[Exercise directions] Restate the entries below verbatim.

─── The data ───

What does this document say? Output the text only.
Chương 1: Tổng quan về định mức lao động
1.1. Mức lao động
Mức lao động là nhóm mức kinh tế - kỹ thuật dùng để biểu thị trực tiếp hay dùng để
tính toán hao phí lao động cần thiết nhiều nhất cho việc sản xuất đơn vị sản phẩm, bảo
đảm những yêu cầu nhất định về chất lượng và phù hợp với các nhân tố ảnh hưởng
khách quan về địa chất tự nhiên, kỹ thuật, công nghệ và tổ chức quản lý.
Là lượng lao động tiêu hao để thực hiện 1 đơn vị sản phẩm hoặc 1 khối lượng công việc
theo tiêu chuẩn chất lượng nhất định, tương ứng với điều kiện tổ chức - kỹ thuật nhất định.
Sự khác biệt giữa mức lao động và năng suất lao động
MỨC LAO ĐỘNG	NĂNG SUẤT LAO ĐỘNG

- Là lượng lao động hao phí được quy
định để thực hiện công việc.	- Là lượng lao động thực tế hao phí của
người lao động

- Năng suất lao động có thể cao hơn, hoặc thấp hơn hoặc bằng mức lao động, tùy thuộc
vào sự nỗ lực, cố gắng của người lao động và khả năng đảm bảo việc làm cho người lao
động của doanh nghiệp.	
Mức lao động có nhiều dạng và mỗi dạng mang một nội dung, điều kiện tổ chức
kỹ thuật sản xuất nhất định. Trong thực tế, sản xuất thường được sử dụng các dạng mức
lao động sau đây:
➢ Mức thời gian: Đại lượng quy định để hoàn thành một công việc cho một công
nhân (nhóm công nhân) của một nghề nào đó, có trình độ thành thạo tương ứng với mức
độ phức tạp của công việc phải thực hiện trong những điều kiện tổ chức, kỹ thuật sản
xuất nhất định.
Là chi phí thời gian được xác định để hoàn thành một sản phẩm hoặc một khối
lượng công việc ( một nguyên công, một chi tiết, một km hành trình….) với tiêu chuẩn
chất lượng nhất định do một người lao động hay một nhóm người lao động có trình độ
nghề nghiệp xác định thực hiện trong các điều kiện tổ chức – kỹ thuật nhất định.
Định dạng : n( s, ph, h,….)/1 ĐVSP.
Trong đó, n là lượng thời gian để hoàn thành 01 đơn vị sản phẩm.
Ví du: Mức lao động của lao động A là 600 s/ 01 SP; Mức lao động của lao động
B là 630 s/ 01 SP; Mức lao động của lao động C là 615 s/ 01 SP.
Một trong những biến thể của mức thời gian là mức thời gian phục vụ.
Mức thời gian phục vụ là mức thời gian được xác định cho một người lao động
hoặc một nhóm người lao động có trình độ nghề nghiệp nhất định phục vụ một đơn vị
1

───

[Written solution]
What does this document say? Output the text only.
Chương 1: Tổng quan về định mức lao động
1.1. Mức lao động
Mức lao động là nhóm mức kinh tế - kỹ thuật dùng để biểu thị trực tiếp hay dùng để
tính toán hao phí lao động cần thiết nhiều nhất cho việc sản xuất đơn vị sản phẩm, bảo
đảm những yêu cầu nhất định về chất lượng và phù hợp với các nhân tố ảnh hưởng
khách quan về địa chất tự nhiên, kỹ thuật, công nghệ và tổ chức quản lý.
Là lượng lao động tiêu hao để thực hiện 1 đơn vị sản phẩm hoặc 1 khối lượng công việc
theo tiêu chuẩn chất lượng nhất định, tương ứng với điều kiện tổ chức - kỹ thuật nhất định.
Sự khác biệt giữa mức lao động và năng suất lao động
MỨC LAO ĐỘNG	NĂNG SUẤT LAO ĐỘNG

- Là lượng lao động hao phí được quy
định để thực hiện công việc.	- Là lượng lao động thực tế hao phí của
người lao động

- Năng suất lao động có thể cao hơn, hoặc thấp hơn hoặc bằng mức lao động, tùy thuộc
vào sự nỗ lực, cố gắng của người lao động và khả năng đảm bảo việc làm cho người lao
động của doanh nghiệp.	
Mức lao động có nhiều dạng và mỗi dạng mang một nội dung, điều kiện tổ chức
kỹ thuật sản xuất nhất định. Trong thực tế, sản xuất thường được sử dụng các dạng mức
lao động sau đây:
➢ Mức thời gian: Đại lượng quy định để hoàn thành một công việc cho một công
nhân (nhóm công nhân) của một nghề nào đó, có trình độ thành thạo tương ứng với mức
độ phức tạp của công việc phải thực hiện trong những điều kiện tổ chức, kỹ thuật sản
xuất nhất định.
Là chi phí thời gian được xác định để hoàn thành một sản phẩm hoặc một khối
lượng công việc ( một nguyên công, một chi tiết, một km hành trình….) với tiêu chuẩn
chất lượng nhất định do một người lao động hay một nhóm người lao động có trình độ
nghề nghiệp xác định thực hiện trong các điều kiện tổ chức – kỹ thuật nhất định.
Định dạng : n( s, ph, h,….)/1 ĐVSP.
Trong đó, n là lượng thời gian để hoàn thành 01 đơn vị sản phẩm.
Ví du: Mức lao động của lao động A là 600 s/ 01 SP; Mức lao động của lao động
B là 630 s/ 01 SP; Mức lao động của lao động C là 615 s/ 01 SP.
Một trong những biến thể của mức thời gian là mức thời gian phục vụ.
Mức thời gian phục vụ là mức thời gian được xác định cho một người lao động
hoặc một nhóm người lao động có trình độ nghề nghiệp nhất định phục vụ một đơn vị
1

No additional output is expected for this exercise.